Transcribe the listing below word for word.
====== Available data ======
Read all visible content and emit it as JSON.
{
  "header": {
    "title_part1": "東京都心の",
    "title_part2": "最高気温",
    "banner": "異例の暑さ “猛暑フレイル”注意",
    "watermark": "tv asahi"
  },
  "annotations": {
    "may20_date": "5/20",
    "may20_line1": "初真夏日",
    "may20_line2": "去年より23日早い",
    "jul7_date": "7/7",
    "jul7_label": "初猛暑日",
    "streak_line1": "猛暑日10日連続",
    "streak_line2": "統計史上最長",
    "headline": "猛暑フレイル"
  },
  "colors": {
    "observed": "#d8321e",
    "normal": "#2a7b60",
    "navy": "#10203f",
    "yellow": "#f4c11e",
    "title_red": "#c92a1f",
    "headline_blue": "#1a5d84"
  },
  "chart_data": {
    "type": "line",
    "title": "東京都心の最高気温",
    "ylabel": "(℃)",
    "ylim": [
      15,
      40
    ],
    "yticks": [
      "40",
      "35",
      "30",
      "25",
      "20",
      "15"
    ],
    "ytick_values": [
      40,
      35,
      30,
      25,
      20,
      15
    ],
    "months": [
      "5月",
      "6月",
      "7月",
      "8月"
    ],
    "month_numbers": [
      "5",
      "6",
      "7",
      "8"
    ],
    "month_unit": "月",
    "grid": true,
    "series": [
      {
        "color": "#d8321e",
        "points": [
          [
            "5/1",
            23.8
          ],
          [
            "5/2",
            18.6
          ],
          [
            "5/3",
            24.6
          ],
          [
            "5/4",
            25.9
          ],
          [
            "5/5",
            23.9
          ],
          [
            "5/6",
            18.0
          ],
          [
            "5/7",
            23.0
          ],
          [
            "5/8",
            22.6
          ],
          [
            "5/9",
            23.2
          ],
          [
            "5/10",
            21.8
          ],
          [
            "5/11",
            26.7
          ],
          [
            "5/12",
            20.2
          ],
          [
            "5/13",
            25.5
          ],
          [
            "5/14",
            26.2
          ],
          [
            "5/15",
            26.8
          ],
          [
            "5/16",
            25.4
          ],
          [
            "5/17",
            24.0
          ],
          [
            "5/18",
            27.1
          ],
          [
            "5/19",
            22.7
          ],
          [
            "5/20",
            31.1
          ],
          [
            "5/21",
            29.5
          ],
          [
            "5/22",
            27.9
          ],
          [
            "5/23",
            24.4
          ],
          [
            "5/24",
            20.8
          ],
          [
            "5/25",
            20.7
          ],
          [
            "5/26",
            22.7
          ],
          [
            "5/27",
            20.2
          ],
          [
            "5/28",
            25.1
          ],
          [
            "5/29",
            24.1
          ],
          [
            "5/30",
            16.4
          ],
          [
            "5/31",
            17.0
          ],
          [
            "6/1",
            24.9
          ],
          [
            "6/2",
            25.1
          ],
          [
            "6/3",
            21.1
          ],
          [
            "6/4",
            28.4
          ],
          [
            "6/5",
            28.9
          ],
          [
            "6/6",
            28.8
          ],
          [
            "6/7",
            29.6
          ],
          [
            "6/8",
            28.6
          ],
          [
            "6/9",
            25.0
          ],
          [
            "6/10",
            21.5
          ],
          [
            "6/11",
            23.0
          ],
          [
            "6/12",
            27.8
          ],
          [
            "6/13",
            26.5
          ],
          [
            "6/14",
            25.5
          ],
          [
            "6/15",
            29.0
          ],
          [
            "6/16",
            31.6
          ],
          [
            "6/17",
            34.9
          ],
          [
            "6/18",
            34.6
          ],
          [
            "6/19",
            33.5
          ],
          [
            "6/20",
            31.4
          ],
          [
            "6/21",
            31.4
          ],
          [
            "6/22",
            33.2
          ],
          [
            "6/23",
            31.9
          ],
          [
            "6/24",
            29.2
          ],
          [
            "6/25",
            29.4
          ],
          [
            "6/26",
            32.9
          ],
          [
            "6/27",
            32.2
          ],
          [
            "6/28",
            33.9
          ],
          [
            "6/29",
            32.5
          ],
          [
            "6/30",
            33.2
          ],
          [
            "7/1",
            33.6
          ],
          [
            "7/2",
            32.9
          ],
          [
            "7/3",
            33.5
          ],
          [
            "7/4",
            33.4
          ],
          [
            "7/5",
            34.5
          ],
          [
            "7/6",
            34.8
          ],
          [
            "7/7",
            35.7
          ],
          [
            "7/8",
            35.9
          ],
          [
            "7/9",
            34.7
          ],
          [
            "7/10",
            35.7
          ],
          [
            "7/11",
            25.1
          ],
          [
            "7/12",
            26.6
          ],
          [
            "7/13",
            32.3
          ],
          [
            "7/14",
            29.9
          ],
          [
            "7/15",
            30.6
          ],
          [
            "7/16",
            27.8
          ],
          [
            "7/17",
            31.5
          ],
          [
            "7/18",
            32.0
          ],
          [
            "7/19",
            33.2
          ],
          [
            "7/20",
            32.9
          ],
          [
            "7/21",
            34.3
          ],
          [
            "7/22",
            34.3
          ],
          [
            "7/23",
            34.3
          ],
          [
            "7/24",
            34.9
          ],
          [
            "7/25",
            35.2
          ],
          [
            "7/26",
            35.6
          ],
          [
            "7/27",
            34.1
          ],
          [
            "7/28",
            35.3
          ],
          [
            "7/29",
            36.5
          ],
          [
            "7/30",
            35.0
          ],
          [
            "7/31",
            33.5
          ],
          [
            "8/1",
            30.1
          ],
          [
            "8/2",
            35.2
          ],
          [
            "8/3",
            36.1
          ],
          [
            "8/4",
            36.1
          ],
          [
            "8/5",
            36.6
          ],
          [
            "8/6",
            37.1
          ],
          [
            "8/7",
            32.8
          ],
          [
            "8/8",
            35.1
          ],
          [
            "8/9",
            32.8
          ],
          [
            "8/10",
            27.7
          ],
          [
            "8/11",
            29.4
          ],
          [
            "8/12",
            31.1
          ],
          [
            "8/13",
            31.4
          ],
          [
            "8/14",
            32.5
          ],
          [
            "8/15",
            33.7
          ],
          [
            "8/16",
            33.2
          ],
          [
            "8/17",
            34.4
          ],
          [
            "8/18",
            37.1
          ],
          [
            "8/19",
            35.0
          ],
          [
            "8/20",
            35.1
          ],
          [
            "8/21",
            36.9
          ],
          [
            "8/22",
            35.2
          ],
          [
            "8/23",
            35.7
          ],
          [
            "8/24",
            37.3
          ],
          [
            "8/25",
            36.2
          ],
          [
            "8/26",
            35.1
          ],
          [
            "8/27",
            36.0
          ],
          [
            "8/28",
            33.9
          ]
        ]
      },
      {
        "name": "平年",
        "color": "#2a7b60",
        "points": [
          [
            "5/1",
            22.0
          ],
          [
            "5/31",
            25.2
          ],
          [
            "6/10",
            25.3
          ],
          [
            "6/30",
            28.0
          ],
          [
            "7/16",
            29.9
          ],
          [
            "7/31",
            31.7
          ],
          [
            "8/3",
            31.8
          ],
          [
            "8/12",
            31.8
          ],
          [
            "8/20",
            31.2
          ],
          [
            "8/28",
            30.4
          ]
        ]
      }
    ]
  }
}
======
▸ **The solution**:
Read all visible content and emit it as JSON.
{
  "header": {
    "title_part1": "東京都心の",
    "title_part2": "最高気温",
    "banner": "異例の暑さ “猛暑フレイル”注意",
    "watermark": "tv asahi"
  },
  "annotations": {
    "may20_date": "5/20",
    "may20_line1": "初真夏日",
    "may20_line2": "去年より23日早い",
    "jul7_date": "7/7",
    "jul7_label": "初猛暑日",
    "streak_line1": "猛暑日10日連続",
    "streak_line2": "統計史上最長",
    "headline": "猛暑フレイル"
  },
  "colors": {
    "observed": "#d8321e",
    "normal": "#2a7b60",
    "navy": "#10203f",
    "yellow": "#f4c11e",
    "title_red": "#c92a1f",
    "headline_blue": "#1a5d84"
  },
  "chart_data": {
    "type": "line",
    "title": "東京都心の最高気温",
    "ylabel": "(℃)",
    "ylim": [
      15,
      40
    ],
    "yticks": [
      "40",
      "35",
      "30",
      "25",
      "20",
      "15"
    ],
    "ytick_values": [
      40,
      35,
      30,
      25,
      20,
      15
    ],
    "months": [
      "5月",
      "6月",
      "7月",
      "8月"
    ],
    "month_numbers": [
      "5",
      "6",
      "7",
      "8"
    ],
    "month_unit": "月",
    "grid": true,
    "series": [
      {
        "color": "#d8321e",
        "points": [
          [
            "5/1",
            23.8
          ],
          [
            "5/2",
            18.6
          ],
          [
            "5/3",
            24.6
          ],
          [
            "5/4",
            25.9
          ],
          [
            "5/5",
            23.9
          ],
          [
            "5/6",
            18.0
          ],
          [
            "5/7",
            23.0
          ],
          [
            "5/8",
            22.6
          ],
          [
            "5/9",
            23.2
          ],
          [
            "5/10",
            21.8
          ],
          [
            "5/11",
            26.7
          ],
          [
            "5/12",
            20.2
          ],
          [
            "5/13",
            25.5
          ],
          [
            "5/14",
            26.2
          ],
          [
            "5/15",
            26.8
          ],
          [
            "5/16",
            25.4
          ],
          [
            "5/17",
            24.0
          ],
          [
            "5/18",
            27.1
          ],
          [
            "5/19",
            22.7
          ],
          [
            "5/20",
            31.1
          ],
          [
            "5/21",
            29.5
          ],
          [
            "5/22",
            27.9
          ],
          [
            "5/23",
            24.4
          ],
          [
            "5/24",
            20.8
          ],
          [
            "5/25",
            20.7
          ],
          [
            "5/26",
            22.7
          ],
          [
            "5/27",
            20.2
          ],
          [
            "5/28",
            25.1
          ],
          [
            "5/29",
            24.1
          ],
          [
            "5/30",
            16.4
          ],
          [
            "5/31",
            17.0
          ],
          [
            "6/1",
            24.9
          ],
          [
            "6/2",
            25.1
          ],
          [
            "6/3",
            21.1
          ],
          [
            "6/4",
            28.4
          ],
          [
            "6/5",
            28.9
          ],
          [
            "6/6",
            28.8
          ],
          [
            "6/7",
            29.6
          ],
          [
            "6/8",
            28.6
          ],
          [
            "6/9",
            25.0
          ],
          [
            "6/10",
            21.5
          ],
          [
            "6/11",
            23.0
          ],
          [
            "6/12",
            27.8
          ],
          [
            "6/13",
            26.5
          ],
          [
            "6/14",
            25.5
          ],
          [
            "6/15",
            29.0
          ],
          [
            "6/16",
            31.6
          ],
          [
            "6/17",
            34.9
          ],
          [
            "6/18",
            34.6
          ],
          [
            "6/19",
            33.5
          ],
          [
            "6/20",
            31.4
          ],
          [
            "6/21",
            31.4
          ],
          [
            "6/22",
            33.2
          ],
          [
            "6/23",
            31.9
          ],
          [
            "6/24",
            29.2
          ],
          [
            "6/25",
            29.4
          ],
          [
            "6/26",
            32.9
          ],
          [
            "6/27",
            32.2
          ],
          [
            "6/28",
            33.9
          ],
          [
            "6/29",
            32.5
          ],
          [
            "6/30",
            33.2
          ],
          [
            "7/1",
            33.6
          ],
          [
            "7/2",
            32.9
          ],
          [
            "7/3",
            33.5
          ],
          [
            "7/4",
            33.4
          ],
          [
            "7/5",
            34.5
          ],
          [
            "7/6",
            34.8
          ],
          [
            "7/7",
            35.7
          ],
          [
            "7/8",
            35.9
          ],
          [
            "7/9",
            34.7
          ],
          [
            "7/10",
            35.7
          ],
          [
            "7/11",
            25.1
          ],
          [
            "7/12",
            26.6
          ],
          [
            "7/13",
            32.3
          ],
          [
            "7/14",
            29.9
          ],
          [
            "7/15",
            30.6
          ],
          [
            "7/16",
            27.8
          ],
          [
            "7/17",
            31.5
          ],
          [
            "7/18",
            32.0
          ],
          [
            "7/19",
            33.2
          ],
          [
            "7/20",
            32.9
          ],
          [
            "7/21",
            34.3
          ],
          [
            "7/22",
            34.3
          ],
          [
            "7/23",
            34.3
          ],
          [
            "7/24",
            34.9
          ],
          [
            "7/25",
            35.2
          ],
          [
            "7/26",
            35.6
          ],
          [
            "7/27",
            34.1
          ],
          [
            "7/28",
            35.3
          ],
          [
            "7/29",
            36.5
          ],
          [
            "7/30",
            35.0
          ],
          [
            "7/31",
            33.5
          ],
          [
            "8/1",
            30.1
          ],
          [
            "8/2",
            35.2
          ],
          [
            "8/3",
            36.1
          ],
          [
            "8/4",
            36.1
          ],
          [
            "8/5",
            36.6
          ],
          [
            "8/6",
            37.1
          ],
          [
            "8/7",
            32.8
          ],
          [
            "8/8",
            35.1
          ],
          [
            "8/9",
            32.8
          ],
          [
            "8/10",
            27.7
          ],
          [
            "8/11",
            29.4
          ],
          [
            "8/12",
            31.1
          ],
          [
            "8/13",
            31.4
          ],
          [
            "8/14",
            32.5
          ],
          [
            "8/15",
            33.7
          ],
          [
            "8/16",
            33.2
          ],
          [
            "8/17",
            34.4
          ],
          [
            "8/18",
            37.1
          ],
          [
            "8/19",
            35.0
          ],
          [
            "8/20",
            35.1
          ],
          [
            "8/21",
            36.9
          ],
          [
            "8/22",
            35.2
          ],
          [
            "8/23",
            35.7
          ],
          [
            "8/24",
            37.3
          ],
          [
            "8/25",
            36.2
          ],
          [
            "8/26",
            35.1
          ],
          [
            "8/27",
            36.0
          ],
          [
            "8/28",
            33.9
          ]
        ]
      },
      {
        "name": "平年",
        "color": "#2a7b60",
        "points": [
          [
            "5/1",
            22.0
          ],
          [
            "5/31",
            25.2
          ],
          [
            "6/10",
            25.3
          ],
          [
            "6/30",
            28.0
          ],
          [
            "7/16",
            29.9
          ],
          [
            "7/31",
            31.7
          ],
          [
            "8/3",
            31.8
          ],
          [
            "8/12",
            31.8
          ],
          [
            "8/20",
            31.2
          ],
          [
            "8/28",
            30.4
          ]
        ]
      }
    ]
  }
}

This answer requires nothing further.